─── PAGE ───

Jeanne et le garçon formidable

France (1998)

Genre : Comédie musicale

Écriture cinématographique : Fiction

Lycéens et apprentis au cinéma 2025-2026

Synopsis

Jeanne, réceptionniste dans une agence de voyage, est une belle jeune femme toujours pressée qui a beaucoup d’amants. Un jour par hasard, elle tombe sur Olivier dans le métro et c’est le coup de foudre… Leur relation devient de plus en plus intense, ils sont amoureux. Mais leur amour se retrouve assombri par le grand mal de la décennie : le sida.

Distribution

Virginie Ledoyen : Jeanne
Mathieu Demy : Olivier
Jacques Bonnaffé : François
Valérie Bonneton : Sophie
Frédéric Gorny : Jean-Baptiste
Laurent Arcaro : le coursier
Michel Raskine : le plombier
Damien Dodane : Jacques
Denis Podalydès : Julien
David Saracino : Rémi
Nelly Borgeaud : la mère de Jeanne
René Morard : le père de Jeanne
Jean-Marc Roulot : l’ami d’Olivier
Emmanuelle Goizé : la libraire
Élise Caron : doublage chant de Jeanne

Générique

Réalisation : Olivier Ducastel
Scénario, dialogues, chansons : Jacques Martineau
Musique : Philippe Miller
Chorégraphie : Sylvie Giron
Photographie : Matthieu Poirot-Delpech
Son : Jean-Jacques Ferran, Waldir Xavier, Jean-Pierre Laforce
Montage : Sabine Mamou

Autour du film

La première caractéristique du film est d’être une comédie musicale, à une époque où le genre a disparu depuis longtemps dans le cinéma français. Tournant le dos aux conventions, le film décline ses morceaux sur autant de rythmes et de tempos différents : world, musette, a cappella, tango, romance, aria, biguine, etc. sans aucun lien thématique, mais en composant une mosaïque variée.

─── ENTRÉES RÉPERTORIÉES ───

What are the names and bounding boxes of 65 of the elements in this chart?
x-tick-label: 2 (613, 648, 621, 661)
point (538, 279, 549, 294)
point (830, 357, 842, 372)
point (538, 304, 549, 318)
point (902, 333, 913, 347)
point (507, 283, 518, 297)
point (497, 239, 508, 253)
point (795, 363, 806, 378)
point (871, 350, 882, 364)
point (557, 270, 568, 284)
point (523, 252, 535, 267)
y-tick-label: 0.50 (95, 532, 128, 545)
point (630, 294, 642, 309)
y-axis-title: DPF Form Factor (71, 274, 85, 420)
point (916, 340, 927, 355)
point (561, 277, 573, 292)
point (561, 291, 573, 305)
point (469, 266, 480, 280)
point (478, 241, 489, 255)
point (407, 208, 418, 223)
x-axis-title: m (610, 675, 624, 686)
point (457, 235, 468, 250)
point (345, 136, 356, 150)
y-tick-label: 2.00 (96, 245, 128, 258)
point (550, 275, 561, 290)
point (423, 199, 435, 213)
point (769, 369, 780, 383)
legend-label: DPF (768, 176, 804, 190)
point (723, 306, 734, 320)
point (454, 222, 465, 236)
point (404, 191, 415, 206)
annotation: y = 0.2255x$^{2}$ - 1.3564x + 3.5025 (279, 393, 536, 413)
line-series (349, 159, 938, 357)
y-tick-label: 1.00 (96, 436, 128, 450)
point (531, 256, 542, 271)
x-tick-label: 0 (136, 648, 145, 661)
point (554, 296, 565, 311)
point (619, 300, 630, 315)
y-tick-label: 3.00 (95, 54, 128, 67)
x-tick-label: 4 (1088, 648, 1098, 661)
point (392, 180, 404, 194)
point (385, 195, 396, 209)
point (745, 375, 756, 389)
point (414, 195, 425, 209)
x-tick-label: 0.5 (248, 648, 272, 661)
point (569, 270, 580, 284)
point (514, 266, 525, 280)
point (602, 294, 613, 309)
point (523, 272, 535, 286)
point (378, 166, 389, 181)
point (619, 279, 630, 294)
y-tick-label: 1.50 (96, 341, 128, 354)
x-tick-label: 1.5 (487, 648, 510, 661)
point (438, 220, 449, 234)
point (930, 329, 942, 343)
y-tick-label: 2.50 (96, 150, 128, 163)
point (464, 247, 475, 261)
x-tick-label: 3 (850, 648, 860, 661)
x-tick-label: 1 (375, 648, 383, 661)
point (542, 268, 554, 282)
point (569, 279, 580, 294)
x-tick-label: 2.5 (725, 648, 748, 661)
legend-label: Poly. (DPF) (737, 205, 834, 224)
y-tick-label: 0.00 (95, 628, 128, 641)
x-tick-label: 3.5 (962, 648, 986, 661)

───

Répondez aux trois questions suivantes d'après la fiche du film.
1. Quel métier exerce Jeanne ?
2. Quel acteur interprète Olivier ?
3. Qui a composé la musique du film ?

1. Jeanne est réceptionniste dans une agence de voyage.
2. Mathieu Demy interprète Olivier.
3. Philippe Miller a composé la musique du film.